◆ Stated task: Locate each line of the material that contains "based", then return it.

● ● ● ● ●

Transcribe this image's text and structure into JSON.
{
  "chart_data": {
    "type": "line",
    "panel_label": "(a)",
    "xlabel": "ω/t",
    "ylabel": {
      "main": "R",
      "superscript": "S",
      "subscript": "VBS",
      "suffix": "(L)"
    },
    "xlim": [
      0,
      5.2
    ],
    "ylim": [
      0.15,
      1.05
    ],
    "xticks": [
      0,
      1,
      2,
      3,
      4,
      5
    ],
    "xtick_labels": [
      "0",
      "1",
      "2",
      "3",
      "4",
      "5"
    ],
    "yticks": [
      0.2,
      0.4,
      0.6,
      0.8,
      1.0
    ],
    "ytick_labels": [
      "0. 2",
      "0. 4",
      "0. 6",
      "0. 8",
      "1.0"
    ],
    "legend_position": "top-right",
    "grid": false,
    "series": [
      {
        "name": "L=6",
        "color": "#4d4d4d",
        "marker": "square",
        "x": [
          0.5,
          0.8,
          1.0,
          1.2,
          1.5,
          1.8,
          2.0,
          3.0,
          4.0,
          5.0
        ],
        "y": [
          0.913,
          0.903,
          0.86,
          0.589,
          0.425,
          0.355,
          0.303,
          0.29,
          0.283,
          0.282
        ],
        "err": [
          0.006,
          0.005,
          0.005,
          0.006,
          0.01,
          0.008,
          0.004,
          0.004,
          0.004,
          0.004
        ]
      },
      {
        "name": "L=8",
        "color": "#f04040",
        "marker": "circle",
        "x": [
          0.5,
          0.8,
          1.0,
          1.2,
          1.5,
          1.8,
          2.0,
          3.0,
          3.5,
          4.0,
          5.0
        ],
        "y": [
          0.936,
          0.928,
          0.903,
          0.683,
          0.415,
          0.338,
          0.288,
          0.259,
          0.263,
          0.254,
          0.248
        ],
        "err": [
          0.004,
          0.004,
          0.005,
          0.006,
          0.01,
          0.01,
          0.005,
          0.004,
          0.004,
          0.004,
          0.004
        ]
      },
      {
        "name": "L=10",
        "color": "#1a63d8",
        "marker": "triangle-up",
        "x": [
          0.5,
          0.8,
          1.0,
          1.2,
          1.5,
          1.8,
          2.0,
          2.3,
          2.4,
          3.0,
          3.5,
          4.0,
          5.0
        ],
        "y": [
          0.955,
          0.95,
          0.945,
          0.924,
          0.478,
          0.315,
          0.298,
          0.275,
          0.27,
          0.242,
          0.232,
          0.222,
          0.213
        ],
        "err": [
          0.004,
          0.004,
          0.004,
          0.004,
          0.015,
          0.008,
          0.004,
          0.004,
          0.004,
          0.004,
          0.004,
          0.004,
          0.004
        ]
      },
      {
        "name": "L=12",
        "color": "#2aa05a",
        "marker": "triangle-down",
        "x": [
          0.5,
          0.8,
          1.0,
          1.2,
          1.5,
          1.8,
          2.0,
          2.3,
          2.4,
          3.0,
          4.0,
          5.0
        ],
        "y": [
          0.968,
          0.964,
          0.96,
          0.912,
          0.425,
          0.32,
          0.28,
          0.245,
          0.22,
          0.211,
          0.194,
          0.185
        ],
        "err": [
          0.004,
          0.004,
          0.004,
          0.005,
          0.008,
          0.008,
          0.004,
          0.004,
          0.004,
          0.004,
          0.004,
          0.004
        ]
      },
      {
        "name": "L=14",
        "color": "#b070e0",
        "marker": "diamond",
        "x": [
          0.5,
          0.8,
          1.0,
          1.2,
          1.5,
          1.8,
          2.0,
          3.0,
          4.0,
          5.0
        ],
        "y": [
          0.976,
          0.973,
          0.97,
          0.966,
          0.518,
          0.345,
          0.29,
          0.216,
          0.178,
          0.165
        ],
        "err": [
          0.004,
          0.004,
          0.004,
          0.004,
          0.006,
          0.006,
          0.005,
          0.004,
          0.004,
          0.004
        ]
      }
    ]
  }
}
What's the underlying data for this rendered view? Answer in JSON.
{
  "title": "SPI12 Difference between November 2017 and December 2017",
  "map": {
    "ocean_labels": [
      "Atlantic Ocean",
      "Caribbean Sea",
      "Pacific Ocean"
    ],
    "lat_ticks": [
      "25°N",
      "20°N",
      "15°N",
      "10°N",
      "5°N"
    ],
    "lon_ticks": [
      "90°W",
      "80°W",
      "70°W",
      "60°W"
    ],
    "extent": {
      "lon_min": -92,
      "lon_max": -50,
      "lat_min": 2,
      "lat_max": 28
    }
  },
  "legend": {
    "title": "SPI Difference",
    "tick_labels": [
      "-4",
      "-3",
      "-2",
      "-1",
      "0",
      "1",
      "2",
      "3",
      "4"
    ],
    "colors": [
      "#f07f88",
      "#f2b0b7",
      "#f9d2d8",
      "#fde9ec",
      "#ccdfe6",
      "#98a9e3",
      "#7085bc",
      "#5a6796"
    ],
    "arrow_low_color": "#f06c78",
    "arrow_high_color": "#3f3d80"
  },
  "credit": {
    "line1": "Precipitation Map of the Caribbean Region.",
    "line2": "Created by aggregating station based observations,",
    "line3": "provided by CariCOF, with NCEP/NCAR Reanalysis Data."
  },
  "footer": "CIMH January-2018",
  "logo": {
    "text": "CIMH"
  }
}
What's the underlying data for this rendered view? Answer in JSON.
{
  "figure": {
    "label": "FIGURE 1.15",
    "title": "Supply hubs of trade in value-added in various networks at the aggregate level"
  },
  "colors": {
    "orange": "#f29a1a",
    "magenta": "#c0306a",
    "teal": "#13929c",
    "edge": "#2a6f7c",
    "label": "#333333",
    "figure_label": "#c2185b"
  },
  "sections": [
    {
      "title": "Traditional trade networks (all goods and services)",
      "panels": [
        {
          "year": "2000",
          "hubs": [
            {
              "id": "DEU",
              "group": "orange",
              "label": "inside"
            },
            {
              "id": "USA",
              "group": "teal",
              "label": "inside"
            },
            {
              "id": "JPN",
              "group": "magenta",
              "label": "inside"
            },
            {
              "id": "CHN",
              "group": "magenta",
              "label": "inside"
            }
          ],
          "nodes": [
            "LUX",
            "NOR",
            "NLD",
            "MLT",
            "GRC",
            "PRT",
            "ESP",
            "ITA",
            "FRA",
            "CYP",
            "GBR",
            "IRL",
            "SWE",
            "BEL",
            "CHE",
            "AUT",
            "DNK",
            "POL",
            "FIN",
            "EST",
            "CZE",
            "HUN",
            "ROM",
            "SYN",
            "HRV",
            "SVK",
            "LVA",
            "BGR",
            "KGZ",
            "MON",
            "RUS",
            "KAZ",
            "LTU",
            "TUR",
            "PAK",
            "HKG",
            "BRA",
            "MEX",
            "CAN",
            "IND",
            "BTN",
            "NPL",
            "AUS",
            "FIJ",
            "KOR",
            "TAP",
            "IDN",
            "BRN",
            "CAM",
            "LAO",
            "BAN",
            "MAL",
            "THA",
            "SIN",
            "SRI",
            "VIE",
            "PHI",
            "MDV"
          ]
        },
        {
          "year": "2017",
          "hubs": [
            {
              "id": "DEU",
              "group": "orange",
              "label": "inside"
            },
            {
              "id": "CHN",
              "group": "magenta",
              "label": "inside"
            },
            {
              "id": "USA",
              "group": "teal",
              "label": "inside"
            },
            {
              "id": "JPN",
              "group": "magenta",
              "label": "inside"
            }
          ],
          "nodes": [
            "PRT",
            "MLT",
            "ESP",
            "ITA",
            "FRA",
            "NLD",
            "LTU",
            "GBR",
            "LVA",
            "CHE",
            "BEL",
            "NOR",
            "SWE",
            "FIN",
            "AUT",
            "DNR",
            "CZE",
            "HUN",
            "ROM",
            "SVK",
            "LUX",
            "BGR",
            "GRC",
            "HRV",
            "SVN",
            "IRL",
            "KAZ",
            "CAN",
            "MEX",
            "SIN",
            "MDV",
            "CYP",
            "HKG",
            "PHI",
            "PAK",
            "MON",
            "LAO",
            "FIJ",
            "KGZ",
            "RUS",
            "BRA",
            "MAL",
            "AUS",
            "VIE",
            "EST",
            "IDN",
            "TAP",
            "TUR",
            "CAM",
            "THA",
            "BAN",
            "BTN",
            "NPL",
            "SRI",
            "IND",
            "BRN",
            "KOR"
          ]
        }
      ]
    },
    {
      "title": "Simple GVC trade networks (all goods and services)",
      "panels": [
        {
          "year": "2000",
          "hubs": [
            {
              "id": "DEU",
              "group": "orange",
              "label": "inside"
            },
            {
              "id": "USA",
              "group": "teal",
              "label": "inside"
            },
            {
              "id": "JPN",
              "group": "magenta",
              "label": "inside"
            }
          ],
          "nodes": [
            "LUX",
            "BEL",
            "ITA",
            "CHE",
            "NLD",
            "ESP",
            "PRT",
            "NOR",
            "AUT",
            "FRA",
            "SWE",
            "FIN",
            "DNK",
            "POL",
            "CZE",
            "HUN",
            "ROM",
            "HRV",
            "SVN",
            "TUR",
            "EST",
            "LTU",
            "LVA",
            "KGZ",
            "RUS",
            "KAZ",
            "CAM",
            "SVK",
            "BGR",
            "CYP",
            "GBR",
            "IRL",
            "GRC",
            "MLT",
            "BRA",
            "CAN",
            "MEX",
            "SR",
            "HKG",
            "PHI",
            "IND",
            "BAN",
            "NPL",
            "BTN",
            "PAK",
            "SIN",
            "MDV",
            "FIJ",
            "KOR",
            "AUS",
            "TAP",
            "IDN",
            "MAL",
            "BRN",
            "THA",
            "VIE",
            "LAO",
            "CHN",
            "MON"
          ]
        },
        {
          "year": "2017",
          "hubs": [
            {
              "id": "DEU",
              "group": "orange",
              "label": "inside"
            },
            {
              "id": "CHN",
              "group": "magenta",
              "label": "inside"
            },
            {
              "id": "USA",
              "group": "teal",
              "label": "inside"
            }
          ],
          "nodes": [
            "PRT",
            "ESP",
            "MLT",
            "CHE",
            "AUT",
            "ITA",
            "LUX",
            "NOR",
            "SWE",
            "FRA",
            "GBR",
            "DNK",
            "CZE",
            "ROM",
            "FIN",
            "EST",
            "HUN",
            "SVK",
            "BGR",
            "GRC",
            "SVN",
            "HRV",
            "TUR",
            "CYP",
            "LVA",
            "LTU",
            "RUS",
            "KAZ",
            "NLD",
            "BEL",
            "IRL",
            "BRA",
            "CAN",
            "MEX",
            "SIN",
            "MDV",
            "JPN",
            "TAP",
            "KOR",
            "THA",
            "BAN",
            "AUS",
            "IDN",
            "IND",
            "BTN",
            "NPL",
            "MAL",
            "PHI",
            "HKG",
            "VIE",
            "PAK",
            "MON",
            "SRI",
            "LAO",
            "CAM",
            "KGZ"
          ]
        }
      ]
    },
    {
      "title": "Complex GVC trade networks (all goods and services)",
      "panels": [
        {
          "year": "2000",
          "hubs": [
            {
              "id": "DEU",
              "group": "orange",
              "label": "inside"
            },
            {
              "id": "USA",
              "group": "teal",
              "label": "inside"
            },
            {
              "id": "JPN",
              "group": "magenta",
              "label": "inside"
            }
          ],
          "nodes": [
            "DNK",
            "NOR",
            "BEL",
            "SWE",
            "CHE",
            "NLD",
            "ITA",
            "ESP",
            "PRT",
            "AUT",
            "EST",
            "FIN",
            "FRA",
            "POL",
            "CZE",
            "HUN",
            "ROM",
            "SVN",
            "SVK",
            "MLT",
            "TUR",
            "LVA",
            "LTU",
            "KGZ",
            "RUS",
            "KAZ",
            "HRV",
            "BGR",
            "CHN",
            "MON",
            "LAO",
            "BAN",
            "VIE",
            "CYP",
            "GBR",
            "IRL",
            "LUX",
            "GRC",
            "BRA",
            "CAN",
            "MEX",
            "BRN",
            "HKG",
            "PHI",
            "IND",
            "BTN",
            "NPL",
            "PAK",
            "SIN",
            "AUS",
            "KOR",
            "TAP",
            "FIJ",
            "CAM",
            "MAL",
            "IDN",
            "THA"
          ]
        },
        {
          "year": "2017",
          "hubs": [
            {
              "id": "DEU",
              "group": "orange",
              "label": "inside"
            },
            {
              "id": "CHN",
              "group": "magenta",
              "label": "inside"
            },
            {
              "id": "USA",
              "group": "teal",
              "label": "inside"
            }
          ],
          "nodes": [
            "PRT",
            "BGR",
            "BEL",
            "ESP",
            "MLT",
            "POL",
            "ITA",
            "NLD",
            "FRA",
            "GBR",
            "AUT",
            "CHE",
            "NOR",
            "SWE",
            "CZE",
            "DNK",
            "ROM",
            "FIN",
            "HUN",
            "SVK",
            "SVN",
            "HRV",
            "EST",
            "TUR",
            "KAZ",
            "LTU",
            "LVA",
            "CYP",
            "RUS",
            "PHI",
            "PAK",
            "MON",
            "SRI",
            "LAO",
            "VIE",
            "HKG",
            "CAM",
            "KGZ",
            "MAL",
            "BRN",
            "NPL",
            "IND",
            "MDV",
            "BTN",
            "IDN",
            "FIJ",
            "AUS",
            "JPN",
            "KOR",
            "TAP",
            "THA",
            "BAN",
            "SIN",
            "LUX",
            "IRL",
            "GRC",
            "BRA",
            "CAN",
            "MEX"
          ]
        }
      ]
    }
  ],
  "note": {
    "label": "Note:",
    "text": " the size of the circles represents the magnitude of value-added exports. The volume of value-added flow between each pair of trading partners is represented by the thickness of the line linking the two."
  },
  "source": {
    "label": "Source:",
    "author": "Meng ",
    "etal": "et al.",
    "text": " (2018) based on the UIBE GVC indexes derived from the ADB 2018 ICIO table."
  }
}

● ● ● ● ●

◆ Answer to this task:
    "line2": "Created by aggregating station based observations,",
    "text": " (2018) based on the UIBE GVC indexes derived from the ADB 2018 ICIO table."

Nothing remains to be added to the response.